Description of the task:
Write out all of the data without omission, exactly as shown.

Data listing:

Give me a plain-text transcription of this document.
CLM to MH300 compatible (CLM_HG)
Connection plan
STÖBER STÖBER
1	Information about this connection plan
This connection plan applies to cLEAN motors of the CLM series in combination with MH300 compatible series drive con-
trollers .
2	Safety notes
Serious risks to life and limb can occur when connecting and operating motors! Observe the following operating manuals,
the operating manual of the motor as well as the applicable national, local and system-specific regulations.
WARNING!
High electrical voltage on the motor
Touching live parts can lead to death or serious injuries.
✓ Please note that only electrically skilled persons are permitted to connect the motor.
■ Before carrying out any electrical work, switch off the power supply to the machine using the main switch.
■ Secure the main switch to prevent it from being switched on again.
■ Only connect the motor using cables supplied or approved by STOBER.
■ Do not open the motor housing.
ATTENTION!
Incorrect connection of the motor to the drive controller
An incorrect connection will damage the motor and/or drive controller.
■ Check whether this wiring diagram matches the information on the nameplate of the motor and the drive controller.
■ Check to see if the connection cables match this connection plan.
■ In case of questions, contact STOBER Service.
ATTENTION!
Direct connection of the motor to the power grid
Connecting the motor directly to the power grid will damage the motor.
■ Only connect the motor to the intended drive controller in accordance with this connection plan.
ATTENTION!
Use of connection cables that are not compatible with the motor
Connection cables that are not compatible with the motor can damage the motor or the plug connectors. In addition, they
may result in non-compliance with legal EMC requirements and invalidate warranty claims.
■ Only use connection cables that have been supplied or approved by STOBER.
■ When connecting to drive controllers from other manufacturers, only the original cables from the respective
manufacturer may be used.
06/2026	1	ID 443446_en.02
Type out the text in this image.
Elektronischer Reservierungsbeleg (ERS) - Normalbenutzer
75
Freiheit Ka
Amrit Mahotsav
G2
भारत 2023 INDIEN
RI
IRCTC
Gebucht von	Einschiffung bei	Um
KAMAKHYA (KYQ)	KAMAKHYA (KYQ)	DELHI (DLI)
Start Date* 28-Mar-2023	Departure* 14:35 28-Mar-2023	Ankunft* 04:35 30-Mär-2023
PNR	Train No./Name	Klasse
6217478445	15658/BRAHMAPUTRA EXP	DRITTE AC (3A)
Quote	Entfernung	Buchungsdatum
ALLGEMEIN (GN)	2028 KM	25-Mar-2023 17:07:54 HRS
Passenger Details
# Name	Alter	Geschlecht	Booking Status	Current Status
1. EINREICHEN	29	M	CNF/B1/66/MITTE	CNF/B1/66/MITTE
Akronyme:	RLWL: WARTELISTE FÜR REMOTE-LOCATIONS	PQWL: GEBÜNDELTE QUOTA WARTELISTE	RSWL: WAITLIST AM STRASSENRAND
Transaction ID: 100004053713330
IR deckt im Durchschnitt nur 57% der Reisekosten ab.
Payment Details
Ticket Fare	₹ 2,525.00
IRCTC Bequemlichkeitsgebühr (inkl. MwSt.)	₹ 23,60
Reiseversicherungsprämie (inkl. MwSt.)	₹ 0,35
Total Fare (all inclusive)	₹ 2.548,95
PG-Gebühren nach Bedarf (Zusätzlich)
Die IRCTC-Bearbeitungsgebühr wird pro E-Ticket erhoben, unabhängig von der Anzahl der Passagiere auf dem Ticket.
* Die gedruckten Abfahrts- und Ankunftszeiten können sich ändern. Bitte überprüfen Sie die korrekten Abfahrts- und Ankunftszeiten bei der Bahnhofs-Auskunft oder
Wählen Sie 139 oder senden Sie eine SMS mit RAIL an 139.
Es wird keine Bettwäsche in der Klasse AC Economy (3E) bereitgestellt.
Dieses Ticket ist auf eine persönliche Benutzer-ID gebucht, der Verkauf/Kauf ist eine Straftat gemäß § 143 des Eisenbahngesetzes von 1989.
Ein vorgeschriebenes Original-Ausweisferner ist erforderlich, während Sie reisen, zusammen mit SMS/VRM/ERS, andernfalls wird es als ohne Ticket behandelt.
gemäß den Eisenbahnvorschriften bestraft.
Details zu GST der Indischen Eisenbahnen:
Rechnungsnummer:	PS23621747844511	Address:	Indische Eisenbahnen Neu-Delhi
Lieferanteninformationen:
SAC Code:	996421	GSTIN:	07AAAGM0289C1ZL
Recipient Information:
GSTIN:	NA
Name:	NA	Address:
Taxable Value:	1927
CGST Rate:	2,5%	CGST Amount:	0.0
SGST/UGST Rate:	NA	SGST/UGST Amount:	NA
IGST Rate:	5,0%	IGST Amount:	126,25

Response below:
Give me a plain-text transcription of this document.
CLM to MH300 compatible (CLM_HG)
Connection plan
STÖBER STÖBER
1	Information about this connection plan
This connection plan applies to cLEAN motors of the CLM series in combination with MH300 compatible series drive con-
trollers .
2	Safety notes
Serious risks to life and limb can occur when connecting and operating motors! Observe the following operating manuals,
the operating manual of the motor as well as the applicable national, local and system-specific regulations.
WARNING!
High electrical voltage on the motor
Touching live parts can lead to death or serious injuries.
✓ Please note that only electrically skilled persons are permitted to connect the motor.
■ Before carrying out any electrical work, switch off the power supply to the machine using the main switch.
■ Secure the main switch to prevent it from being switched on again.
■ Only connect the motor using cables supplied or approved by STOBER.
■ Do not open the motor housing.
ATTENTION!
Incorrect connection of the motor to the drive controller
An incorrect connection will damage the motor and/or drive controller.
■ Check whether this wiring diagram matches the information on the nameplate of the motor and the drive controller.
■ Check to see if the connection cables match this connection plan.
■ In case of questions, contact STOBER Service.
ATTENTION!
Direct connection of the motor to the power grid
Connecting the motor directly to the power grid will damage the motor.
■ Only connect the motor to the intended drive controller in accordance with this connection plan.
ATTENTION!
Use of connection cables that are not compatible with the motor
Connection cables that are not compatible with the motor can damage the motor or the plug connectors. In addition, they
may result in non-compliance with legal EMC requirements and invalidate warranty claims.
■ Only use connection cables that have been supplied or approved by STOBER.
■ When connecting to drive controllers from other manufacturers, only the original cables from the respective
manufacturer may be used.
06/2026	1	ID 443446_en.02
Type out the text in this image.
Elektronischer Reservierungsbeleg (ERS) - Normalbenutzer
75
Freiheit Ka
Amrit Mahotsav
G2
भारत 2023 INDIEN
RI
IRCTC
Gebucht von	Einschiffung bei	Um
KAMAKHYA (KYQ)	KAMAKHYA (KYQ)	DELHI (DLI)
Start Date* 28-Mar-2023	Departure* 14:35 28-Mar-2023	Ankunft* 04:35 30-Mär-2023
PNR	Train No./Name	Klasse
6217478445	15658/BRAHMAPUTRA EXP	DRITTE AC (3A)
Quote	Entfernung	Buchungsdatum
ALLGEMEIN (GN)	2028 KM	25-Mar-2023 17:07:54 HRS
Passenger Details
# Name	Alter	Geschlecht	Booking Status	Current Status
1. EINREICHEN	29	M	CNF/B1/66/MITTE	CNF/B1/66/MITTE
Akronyme:	RLWL: WARTELISTE FÜR REMOTE-LOCATIONS	PQWL: GEBÜNDELTE QUOTA WARTELISTE	RSWL: WAITLIST AM STRASSENRAND
Transaction ID: 100004053713330
IR deckt im Durchschnitt nur 57% der Reisekosten ab.
Payment Details
Ticket Fare	₹ 2,525.00
IRCTC Bequemlichkeitsgebühr (inkl. MwSt.)	₹ 23,60
Reiseversicherungsprämie (inkl. MwSt.)	₹ 0,35
Total Fare (all inclusive)	₹ 2.548,95
PG-Gebühren nach Bedarf (Zusätzlich)
Die IRCTC-Bearbeitungsgebühr wird pro E-Ticket erhoben, unabhängig von der Anzahl der Passagiere auf dem Ticket.
* Die gedruckten Abfahrts- und Ankunftszeiten können sich ändern. Bitte überprüfen Sie die korrekten Abfahrts- und Ankunftszeiten bei der Bahnhofs-Auskunft oder
Wählen Sie 139 oder senden Sie eine SMS mit RAIL an 139.
Es wird keine Bettwäsche in der Klasse AC Economy (3E) bereitgestellt.
Dieses Ticket ist auf eine persönliche Benutzer-ID gebucht, der Verkauf/Kauf ist eine Straftat gemäß § 143 des Eisenbahngesetzes von 1989.
Ein vorgeschriebenes Original-Ausweisferner ist erforderlich, während Sie reisen, zusammen mit SMS/VRM/ERS, andernfalls wird es als ohne Ticket behandelt.
gemäß den Eisenbahnvorschriften bestraft.
Details zu GST der Indischen Eisenbahnen:
Rechnungsnummer:	PS23621747844511	Address:	Indische Eisenbahnen Neu-Delhi
Lieferanteninformationen:
SAC Code:	996421	GSTIN:	07AAAGM0289C1ZL
Recipient Information:
GSTIN:	NA
Name:	NA	Address:
Taxable Value:	1927
CGST Rate:	2,5%	CGST Amount:	0.0
SGST/UGST Rate:	NA	SGST/UGST Amount:	NA
IGST Rate:	5,0%	IGST Amount:	126,25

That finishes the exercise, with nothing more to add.